▶ Set exercise:
Extract each line of the material that follows exactly and omit its pictures.

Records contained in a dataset
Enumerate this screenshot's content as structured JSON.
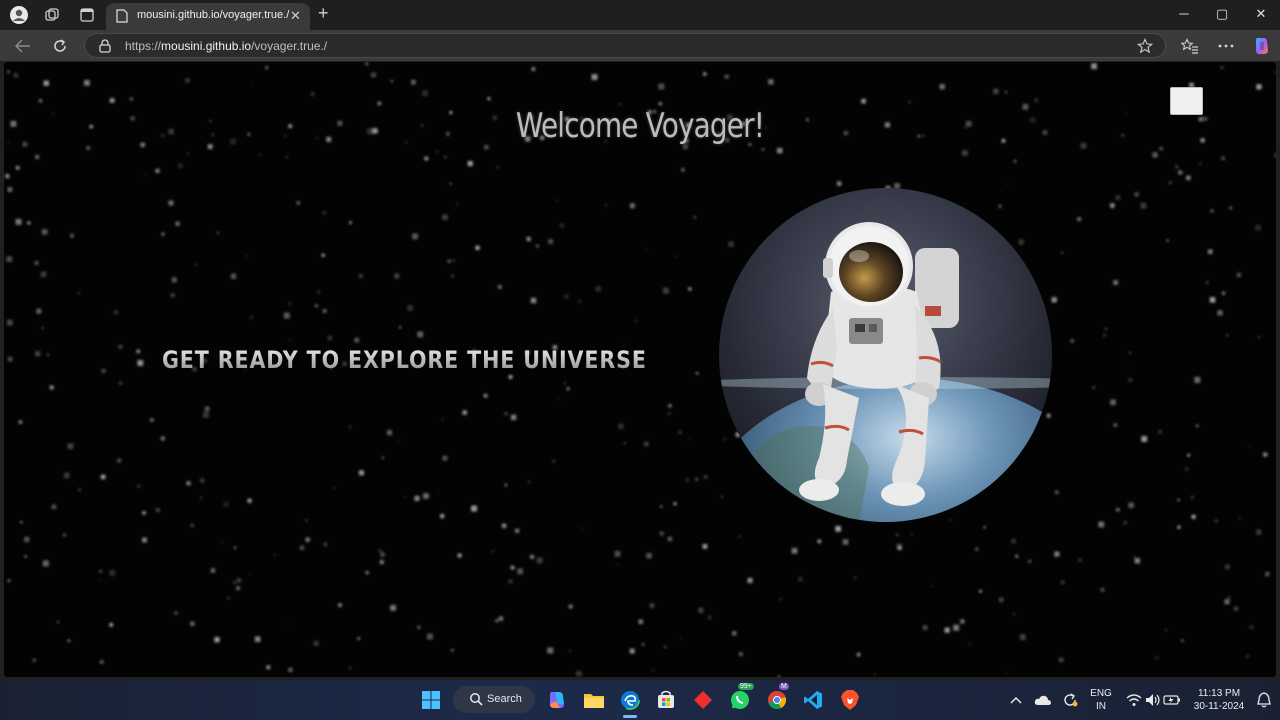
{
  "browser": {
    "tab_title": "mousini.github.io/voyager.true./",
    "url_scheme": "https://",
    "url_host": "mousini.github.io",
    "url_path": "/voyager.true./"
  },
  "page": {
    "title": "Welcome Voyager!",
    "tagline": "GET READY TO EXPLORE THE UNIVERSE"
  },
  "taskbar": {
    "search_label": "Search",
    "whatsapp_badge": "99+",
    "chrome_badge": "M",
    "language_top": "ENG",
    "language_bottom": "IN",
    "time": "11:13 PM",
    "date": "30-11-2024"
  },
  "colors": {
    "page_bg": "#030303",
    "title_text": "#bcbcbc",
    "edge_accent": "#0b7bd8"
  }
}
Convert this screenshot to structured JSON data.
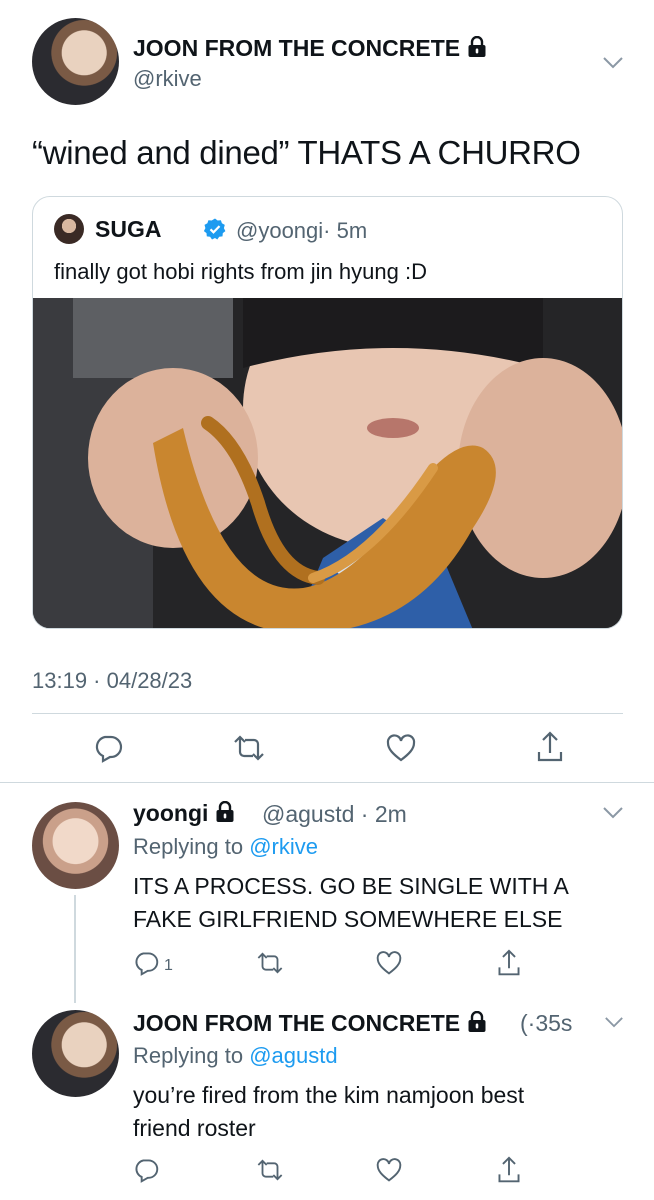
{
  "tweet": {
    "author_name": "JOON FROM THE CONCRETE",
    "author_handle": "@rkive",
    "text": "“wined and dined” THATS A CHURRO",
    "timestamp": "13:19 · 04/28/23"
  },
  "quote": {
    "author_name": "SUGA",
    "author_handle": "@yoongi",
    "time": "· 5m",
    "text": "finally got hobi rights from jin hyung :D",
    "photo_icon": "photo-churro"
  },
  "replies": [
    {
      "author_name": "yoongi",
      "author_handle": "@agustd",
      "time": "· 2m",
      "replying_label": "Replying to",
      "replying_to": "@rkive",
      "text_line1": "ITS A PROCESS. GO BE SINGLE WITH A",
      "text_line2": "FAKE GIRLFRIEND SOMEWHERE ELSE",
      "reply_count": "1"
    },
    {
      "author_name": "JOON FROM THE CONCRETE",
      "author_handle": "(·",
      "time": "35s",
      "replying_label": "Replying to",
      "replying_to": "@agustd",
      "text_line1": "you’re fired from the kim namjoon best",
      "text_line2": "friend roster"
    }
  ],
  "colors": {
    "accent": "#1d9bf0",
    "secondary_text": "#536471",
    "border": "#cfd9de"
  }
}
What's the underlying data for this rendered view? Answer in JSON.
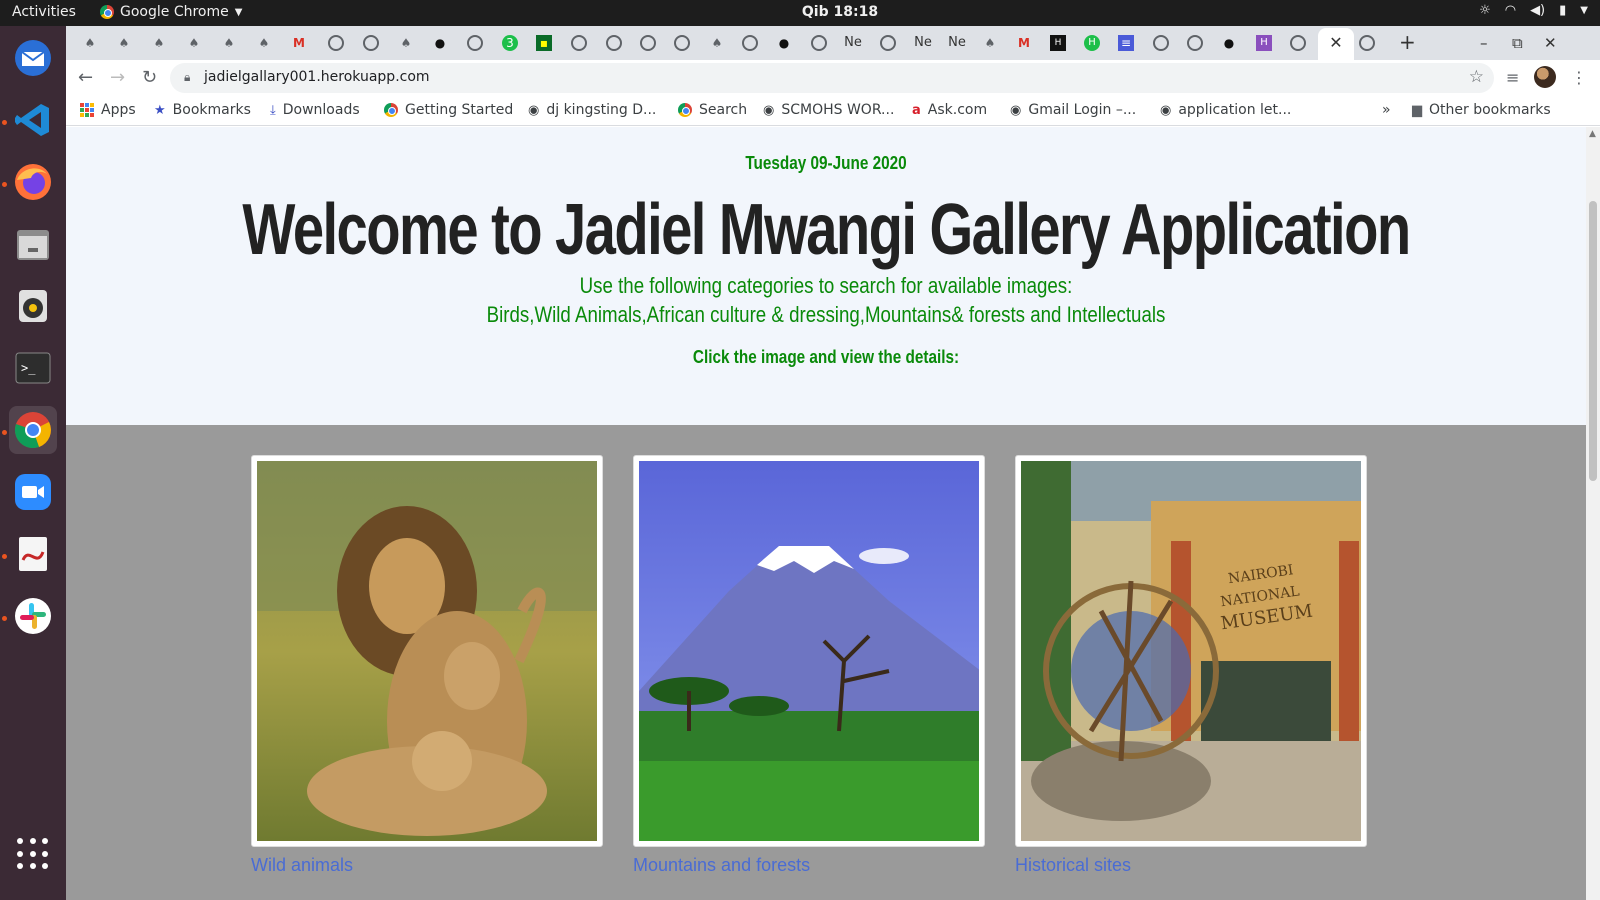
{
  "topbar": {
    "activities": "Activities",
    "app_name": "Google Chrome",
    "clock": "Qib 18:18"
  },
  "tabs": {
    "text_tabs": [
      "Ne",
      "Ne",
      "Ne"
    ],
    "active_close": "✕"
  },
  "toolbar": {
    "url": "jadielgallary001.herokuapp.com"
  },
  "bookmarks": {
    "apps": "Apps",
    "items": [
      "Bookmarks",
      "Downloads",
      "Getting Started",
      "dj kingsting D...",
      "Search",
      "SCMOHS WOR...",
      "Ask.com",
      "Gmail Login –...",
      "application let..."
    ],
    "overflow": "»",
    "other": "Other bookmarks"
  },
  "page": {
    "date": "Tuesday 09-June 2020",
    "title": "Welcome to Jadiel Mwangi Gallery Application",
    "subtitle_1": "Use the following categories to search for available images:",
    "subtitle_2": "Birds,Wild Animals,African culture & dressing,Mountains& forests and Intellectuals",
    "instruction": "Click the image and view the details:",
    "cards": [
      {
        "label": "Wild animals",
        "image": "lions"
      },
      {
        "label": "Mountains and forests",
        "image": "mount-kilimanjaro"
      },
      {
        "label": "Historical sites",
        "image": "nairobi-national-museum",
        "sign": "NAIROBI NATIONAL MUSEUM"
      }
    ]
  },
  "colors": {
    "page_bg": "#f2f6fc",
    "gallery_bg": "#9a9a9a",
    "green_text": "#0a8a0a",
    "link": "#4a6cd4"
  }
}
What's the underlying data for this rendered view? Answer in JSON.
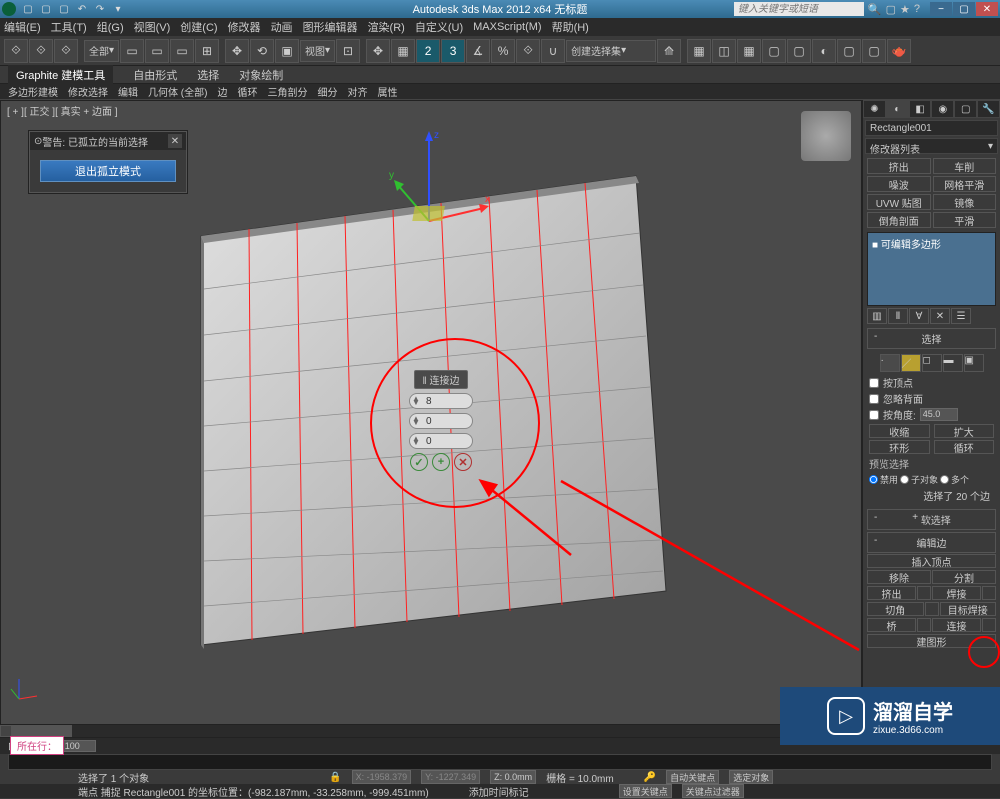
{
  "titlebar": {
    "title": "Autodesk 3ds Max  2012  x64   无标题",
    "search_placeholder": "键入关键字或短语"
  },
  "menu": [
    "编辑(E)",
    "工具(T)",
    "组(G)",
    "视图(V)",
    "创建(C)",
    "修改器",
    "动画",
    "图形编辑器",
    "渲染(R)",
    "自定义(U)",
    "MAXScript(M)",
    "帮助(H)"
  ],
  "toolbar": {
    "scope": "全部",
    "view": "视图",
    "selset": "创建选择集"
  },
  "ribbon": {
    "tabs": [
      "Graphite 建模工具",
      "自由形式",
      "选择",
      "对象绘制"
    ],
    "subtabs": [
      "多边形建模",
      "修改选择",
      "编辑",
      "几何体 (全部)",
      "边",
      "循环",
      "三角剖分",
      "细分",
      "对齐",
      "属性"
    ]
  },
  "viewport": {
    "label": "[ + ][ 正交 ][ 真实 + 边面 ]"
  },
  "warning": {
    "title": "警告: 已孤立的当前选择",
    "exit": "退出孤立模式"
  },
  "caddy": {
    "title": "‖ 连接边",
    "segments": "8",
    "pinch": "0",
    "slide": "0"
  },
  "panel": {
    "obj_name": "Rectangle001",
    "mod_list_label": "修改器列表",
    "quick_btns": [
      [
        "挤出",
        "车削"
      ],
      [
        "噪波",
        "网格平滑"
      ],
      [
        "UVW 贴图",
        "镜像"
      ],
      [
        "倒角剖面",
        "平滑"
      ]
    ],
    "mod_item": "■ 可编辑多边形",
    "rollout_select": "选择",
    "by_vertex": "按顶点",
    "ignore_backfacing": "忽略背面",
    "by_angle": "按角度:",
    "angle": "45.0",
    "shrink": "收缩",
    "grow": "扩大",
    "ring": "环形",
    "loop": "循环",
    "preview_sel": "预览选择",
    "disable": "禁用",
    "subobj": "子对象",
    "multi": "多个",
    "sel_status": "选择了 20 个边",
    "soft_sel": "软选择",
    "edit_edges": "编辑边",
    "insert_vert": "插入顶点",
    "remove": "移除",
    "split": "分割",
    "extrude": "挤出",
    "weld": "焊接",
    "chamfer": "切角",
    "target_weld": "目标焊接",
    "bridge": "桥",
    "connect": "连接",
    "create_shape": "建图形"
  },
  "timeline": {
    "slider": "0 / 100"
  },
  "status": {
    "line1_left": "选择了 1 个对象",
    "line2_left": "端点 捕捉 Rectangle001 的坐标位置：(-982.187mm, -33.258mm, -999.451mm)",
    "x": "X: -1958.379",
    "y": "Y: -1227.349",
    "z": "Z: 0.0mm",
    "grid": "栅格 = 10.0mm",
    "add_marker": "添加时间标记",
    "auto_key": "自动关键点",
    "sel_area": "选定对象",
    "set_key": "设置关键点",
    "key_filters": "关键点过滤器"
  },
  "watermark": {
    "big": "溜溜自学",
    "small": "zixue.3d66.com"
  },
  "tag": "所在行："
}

▶ Finished exercise:
Enumerate this screenshot's content as structured JSON.
{
  "browser": {
    "tab_title": "mousini.github.io/voyager.true./",
    "url_scheme": "https://",
    "url_host": "mousini.github.io",
    "url_path": "/voyager.true./"
  },
  "page": {
    "title": "Welcome Voyager!",
    "tagline": "GET READY TO EXPLORE THE UNIVERSE"
  },
  "taskbar": {
    "search_label": "Search",
    "whatsapp_badge": "99+",
    "chrome_badge": "M",
    "language_top": "ENG",
    "language_bottom": "IN",
    "time": "11:13 PM",
    "date": "30-11-2024"
  },
  "colors": {
    "page_bg": "#030303",
    "title_text": "#bcbcbc",
    "edge_accent": "#0b7bd8"
  }
}
Convert this screenshot to structured JSON data.
{
  "tweet": {
    "author_name": "JOON FROM THE CONCRETE",
    "author_handle": "@rkive",
    "text": "“wined and dined” THATS A CHURRO",
    "timestamp": "13:19 · 04/28/23"
  },
  "quote": {
    "author_name": "SUGA",
    "author_handle": "@yoongi",
    "time": "· 5m",
    "text": "finally got hobi rights from jin hyung :D",
    "photo_icon": "photo-churro"
  },
  "replies": [
    {
      "author_name": "yoongi",
      "author_handle": "@agustd",
      "time": "· 2m",
      "replying_label": "Replying to",
      "replying_to": "@rkive",
      "text_line1": "ITS A PROCESS. GO BE SINGLE WITH A",
      "text_line2": "FAKE GIRLFRIEND SOMEWHERE ELSE",
      "reply_count": "1"
    },
    {
      "author_name": "JOON FROM THE CONCRETE",
      "author_handle": "(·",
      "time": "35s",
      "replying_label": "Replying to",
      "replying_to": "@agustd",
      "text_line1": "you’re fired from the kim namjoon best",
      "text_line2": "friend roster"
    }
  ],
  "colors": {
    "accent": "#1d9bf0",
    "secondary_text": "#536471",
    "border": "#cfd9de"
  }
}
What's the underlying data for this rendered view? Answer in JSON.
{
  "topbar": {
    "activities": "Activities",
    "app_name": "Google Chrome",
    "clock": "Qib 18:18"
  },
  "tabs": {
    "text_tabs": [
      "Ne",
      "Ne",
      "Ne"
    ],
    "active_close": "✕"
  },
  "toolbar": {
    "url": "jadielgallary001.herokuapp.com"
  },
  "bookmarks": {
    "apps": "Apps",
    "items": [
      "Bookmarks",
      "Downloads",
      "Getting Started",
      "dj kingsting D...",
      "Search",
      "SCMOHS WOR...",
      "Ask.com",
      "Gmail Login –...",
      "application let..."
    ],
    "overflow": "»",
    "other": "Other bookmarks"
  },
  "page": {
    "date": "Tuesday 09-June 2020",
    "title": "Welcome to Jadiel Mwangi Gallery Application",
    "subtitle_1": "Use the following categories to search for available images:",
    "subtitle_2": "Birds,Wild Animals,African culture & dressing,Mountains& forests and Intellectuals",
    "instruction": "Click the image and view the details:",
    "cards": [
      {
        "label": "Wild animals",
        "image": "lions"
      },
      {
        "label": "Mountains and forests",
        "image": "mount-kilimanjaro"
      },
      {
        "label": "Historical sites",
        "image": "nairobi-national-museum",
        "sign": "NAIROBI NATIONAL MUSEUM"
      }
    ]
  },
  "colors": {
    "page_bg": "#f2f6fc",
    "gallery_bg": "#9a9a9a",
    "green_text": "#0a8a0a",
    "link": "#4a6cd4"
  }
}
What's the underlying data for this rendered view? Answer in JSON.
{
  "titlebar": {
    "title": "Autodesk 3ds Max  2012  x64   无标题",
    "search_placeholder": "键入关键字或短语"
  },
  "menu": [
    "编辑(E)",
    "工具(T)",
    "组(G)",
    "视图(V)",
    "创建(C)",
    "修改器",
    "动画",
    "图形编辑器",
    "渲染(R)",
    "自定义(U)",
    "MAXScript(M)",
    "帮助(H)"
  ],
  "toolbar": {
    "scope": "全部",
    "view": "视图",
    "selset": "创建选择集"
  },
  "ribbon": {
    "tabs": [
      "Graphite 建模工具",
      "自由形式",
      "选择",
      "对象绘制"
    ],
    "subtabs": [
      "多边形建模",
      "修改选择",
      "编辑",
      "几何体 (全部)",
      "边",
      "循环",
      "三角剖分",
      "细分",
      "对齐",
      "属性"
    ]
  },
  "viewport": {
    "label": "[ + ][ 正交 ][ 真实 + 边面 ]"
  },
  "warning": {
    "title": "警告: 已孤立的当前选择",
    "exit": "退出孤立模式"
  },
  "caddy": {
    "title": "‖ 连接边",
    "segments": "8",
    "pinch": "0",
    "slide": "0"
  },
  "panel": {
    "obj_name": "Rectangle001",
    "mod_list_label": "修改器列表",
    "quick_btns": [
      [
        "挤出",
        "车削"
      ],
      [
        "噪波",
        "网格平滑"
      ],
      [
        "UVW 贴图",
        "镜像"
      ],
      [
        "倒角剖面",
        "平滑"
      ]
    ],
    "mod_item": "■ 可编辑多边形",
    "rollout_select": "选择",
    "by_vertex": "按顶点",
    "ignore_backfacing": "忽略背面",
    "by_angle": "按角度:",
    "angle": "45.0",
    "shrink": "收缩",
    "grow": "扩大",
    "ring": "环形",
    "loop": "循环",
    "preview_sel": "预览选择",
    "disable": "禁用",
    "subobj": "子对象",
    "multi": "多个",
    "sel_status": "选择了 20 个边",
    "soft_sel": "软选择",
    "edit_edges": "编辑边",
    "insert_vert": "插入顶点",
    "remove": "移除",
    "split": "分割",
    "extrude": "挤出",
    "weld": "焊接",
    "chamfer": "切角",
    "target_weld": "目标焊接",
    "bridge": "桥",
    "connect": "连接",
    "create_shape": "建图形"
  },
  "timeline": {
    "slider": "0 / 100"
  },
  "status": {
    "line1_left": "选择了 1 个对象",
    "line2_left": "端点 捕捉 Rectangle001 的坐标位置：(-982.187mm, -33.258mm, -999.451mm)",
    "x": "X: -1958.379",
    "y": "Y: -1227.349",
    "z": "Z: 0.0mm",
    "grid": "栅格 = 10.0mm",
    "add_marker": "添加时间标记",
    "auto_key": "自动关键点",
    "sel_area": "选定对象",
    "set_key": "设置关键点",
    "key_filters": "关键点过滤器"
  },
  "watermark": {
    "big": "溜溜自学",
    "small": "zixue.3d66.com"
  },
  "tag": "所在行："
}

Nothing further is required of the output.